- [Provided entries]
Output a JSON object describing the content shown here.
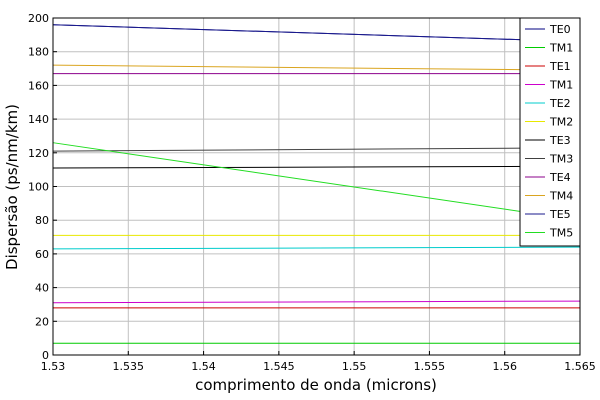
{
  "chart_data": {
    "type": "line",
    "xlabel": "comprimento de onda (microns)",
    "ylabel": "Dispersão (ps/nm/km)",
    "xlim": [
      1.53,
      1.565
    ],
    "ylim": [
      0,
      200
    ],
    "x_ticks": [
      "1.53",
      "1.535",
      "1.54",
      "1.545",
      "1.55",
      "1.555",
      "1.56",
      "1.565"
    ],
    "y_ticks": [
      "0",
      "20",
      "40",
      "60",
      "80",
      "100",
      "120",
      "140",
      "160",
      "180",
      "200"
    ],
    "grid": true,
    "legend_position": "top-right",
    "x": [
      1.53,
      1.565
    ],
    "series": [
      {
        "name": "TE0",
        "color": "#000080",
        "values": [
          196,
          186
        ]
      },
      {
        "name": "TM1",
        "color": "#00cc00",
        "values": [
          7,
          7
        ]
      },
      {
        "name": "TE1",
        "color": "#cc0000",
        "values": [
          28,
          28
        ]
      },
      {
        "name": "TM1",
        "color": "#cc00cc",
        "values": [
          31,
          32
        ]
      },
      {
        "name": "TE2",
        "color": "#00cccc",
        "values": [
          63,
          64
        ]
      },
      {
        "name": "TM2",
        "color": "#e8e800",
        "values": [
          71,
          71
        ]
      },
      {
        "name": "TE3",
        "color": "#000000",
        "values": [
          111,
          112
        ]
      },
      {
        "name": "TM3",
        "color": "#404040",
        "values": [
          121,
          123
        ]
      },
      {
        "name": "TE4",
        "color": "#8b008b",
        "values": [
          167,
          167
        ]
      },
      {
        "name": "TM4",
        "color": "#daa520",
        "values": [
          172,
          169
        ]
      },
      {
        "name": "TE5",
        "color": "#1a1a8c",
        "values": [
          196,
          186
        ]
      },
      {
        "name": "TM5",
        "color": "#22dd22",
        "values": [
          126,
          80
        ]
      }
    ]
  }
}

- [Your goal] Identify all lines in the records above with the word "color".

- [Correct response]
        "color": "#000080",
        "color": "#00cc00",
        "color": "#cc0000",
        "color": "#cc00cc",
        "color": "#00cccc",
        "color": "#e8e800",
        "color": "#000000",
        "color": "#404040",
        "color": "#8b008b",
        "color": "#daa520",
        "color": "#1a1a8c",
        "color": "#22dd22",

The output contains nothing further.